ABOUT THIS EXERCISE:
Set down the data below in full and exactly, minus the pictures.

DATA UNDER STUDY:

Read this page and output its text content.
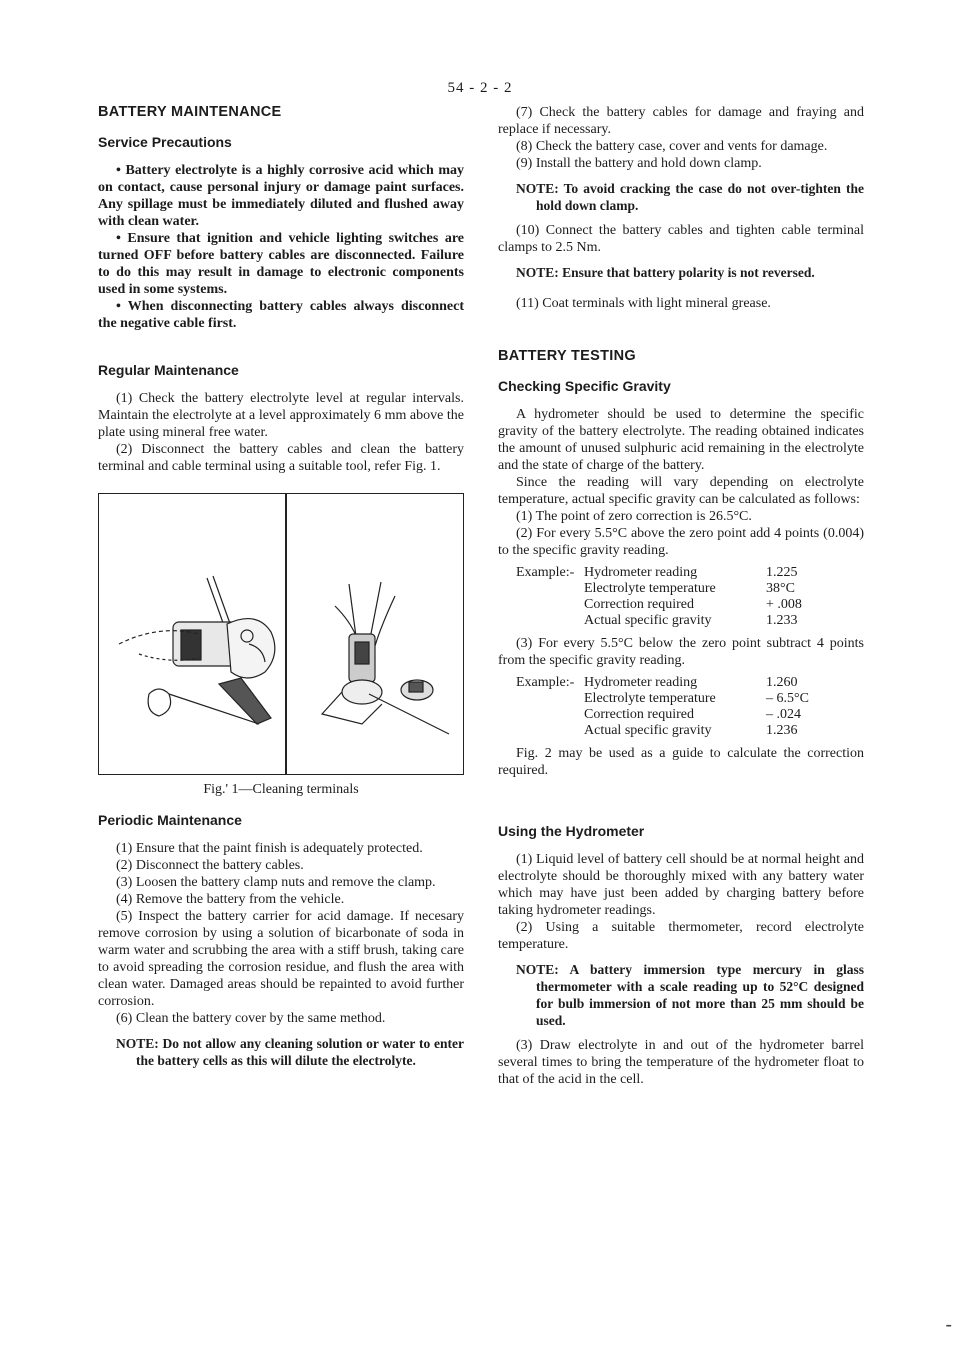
54 - 2 - 2
BATTERY MAINTENANCE
Service Precautions

• Battery electrolyte is a highly corrosive acid which may on contact, cause personal injury or damage paint surfaces. Any spillage must be immediately diluted and flushed away with clean water.

• Ensure that ignition and vehicle lighting switches are turned OFF before battery cables are disconnected. Failure to do this may result in damage to electronic components used in some systems.

• When disconnecting battery cables always disconnect the negative cable first.

Regular Maintenance

(1) Check the battery electrolyte level at regular intervals. Maintain the electrolyte at a level approximately 6 mm above the plate using mineral free water.

(2) Disconnect the battery cables and clean the battery terminal and cable terminal using a suitable tool, refer Fig. 1.

Fig.' 1—Cleaning terminals

Periodic Maintenance

(1) Ensure that the paint finish is adequately protected.

(2) Disconnect the battery cables.

(3) Loosen the battery clamp nuts and remove the clamp.

(4) Remove the battery from the vehicle.

(5) Inspect the battery carrier for acid damage. If necesary remove corrosion by using a solution of bicarbonate of soda in warm water and scrubbing the area with a stiff brush, taking care to avoid spreading the corrosion residue, and flush the area with clean water. Damaged areas should be repainted to avoid further corrosion.

(6) Clean the battery cover by the same method.

NOTE: Do not allow any cleaning solution or water to enter the battery cells as this will dilute the electrolyte.

(7) Check the battery cables for damage and fraying and replace if necessary.

(8) Check the battery case, cover and vents for damage.

(9) Install the battery and hold down clamp.

NOTE: To avoid cracking the case do not over-tighten the hold down clamp.

(10) Connect the battery cables and tighten cable terminal clamps to 2.5 Nm.

NOTE: Ensure that battery polarity is not reversed.

(11) Coat terminals with light mineral grease.

BATTERY TESTING
Checking Specific Gravity

A hydrometer should be used to determine the specific gravity of the battery electrolyte. The reading obtained indicates the amount of unused sulphuric acid remaining in the electrolyte and the state of charge of the battery.

Since the reading will vary depending on electrolyte temperature, actual specific gravity can be calculated as follows:

(1) The point of zero correction is 26.5°C.

(2) For every 5.5°C above the zero point add 4 points (0.004) to the specific gravity reading.

Example:-	Hydrometer reading	1.225
	Electrolyte temperature	38°C
	Correction required	+ .008
	Actual specific gravity	1.233

(3) For every 5.5°C below the zero point subtract 4 points from the specific gravity reading.

Example:-	Hydrometer reading	1.260
	Electrolyte temperature	– 6.5°C
	Correction required	– .024
	Actual specific gravity	1.236

Fig. 2 may be used as a guide to calculate the correction required.

Using the Hydrometer

(1) Liquid level of battery cell should be at normal height and electrolyte should be thoroughly mixed with any battery water which may have just been added by charging battery before taking hydrometer readings.

(2) Using a suitable thermometer, record electrolyte temperature.

NOTE: A battery immersion type mercury in glass thermometer with a scale reading up to 52°C designed for bulb immersion of not more than 25 mm should be used.

(3) Draw electrolyte in and out of the hydrometer barrel several times to bring the temperature of the hydrometer float to that of the acid in the cell.

-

FINISHED EXERCISE:
Read this page and output its text content.
54 - 2 - 2
BATTERY MAINTENANCE
Service Precautions

• Battery electrolyte is a highly corrosive acid which may on contact, cause personal injury or damage paint surfaces. Any spillage must be immediately diluted and flushed away with clean water.

• Ensure that ignition and vehicle lighting switches are turned OFF before battery cables are disconnected. Failure to do this may result in damage to electronic components used in some systems.

• When disconnecting battery cables always disconnect the negative cable first.

Regular Maintenance

(1) Check the battery electrolyte level at regular intervals. Maintain the electrolyte at a level approximately 6 mm above the plate using mineral free water.

(2) Disconnect the battery cables and clean the battery terminal and cable terminal using a suitable tool, refer Fig. 1.

Fig.' 1—Cleaning terminals

Periodic Maintenance

(1) Ensure that the paint finish is adequately protected.

(2) Disconnect the battery cables.

(3) Loosen the battery clamp nuts and remove the clamp.

(4) Remove the battery from the vehicle.

(5) Inspect the battery carrier for acid damage. If necesary remove corrosion by using a solution of bicarbonate of soda in warm water and scrubbing the area with a stiff brush, taking care to avoid spreading the corrosion residue, and flush the area with clean water. Damaged areas should be repainted to avoid further corrosion.

(6) Clean the battery cover by the same method.

NOTE: Do not allow any cleaning solution or water to enter the battery cells as this will dilute the electrolyte.

(7) Check the battery cables for damage and fraying and replace if necessary.

(8) Check the battery case, cover and vents for damage.

(9) Install the battery and hold down clamp.

NOTE: To avoid cracking the case do not over-tighten the hold down clamp.

(10) Connect the battery cables and tighten cable terminal clamps to 2.5 Nm.

NOTE: Ensure that battery polarity is not reversed.

(11) Coat terminals with light mineral grease.

BATTERY TESTING
Checking Specific Gravity

A hydrometer should be used to determine the specific gravity of the battery electrolyte. The reading obtained indicates the amount of unused sulphuric acid remaining in the electrolyte and the state of charge of the battery.

Since the reading will vary depending on electrolyte temperature, actual specific gravity can be calculated as follows:

(1) The point of zero correction is 26.5°C.

(2) For every 5.5°C above the zero point add 4 points (0.004) to the specific gravity reading.

Example:-	Hydrometer reading	1.225
	Electrolyte temperature	38°C
	Correction required	+ .008
	Actual specific gravity	1.233

(3) For every 5.5°C below the zero point subtract 4 points from the specific gravity reading.

Example:-	Hydrometer reading	1.260
	Electrolyte temperature	– 6.5°C
	Correction required	– .024
	Actual specific gravity	1.236

Fig. 2 may be used as a guide to calculate the correction required.

Using the Hydrometer

(1) Liquid level of battery cell should be at normal height and electrolyte should be thoroughly mixed with any battery water which may have just been added by charging battery before taking hydrometer readings.

(2) Using a suitable thermometer, record electrolyte temperature.

NOTE: A battery immersion type mercury in glass thermometer with a scale reading up to 52°C designed for bulb immersion of not more than 25 mm should be used.

(3) Draw electrolyte in and out of the hydrometer barrel several times to bring the temperature of the hydrometer float to that of the acid in the cell.

-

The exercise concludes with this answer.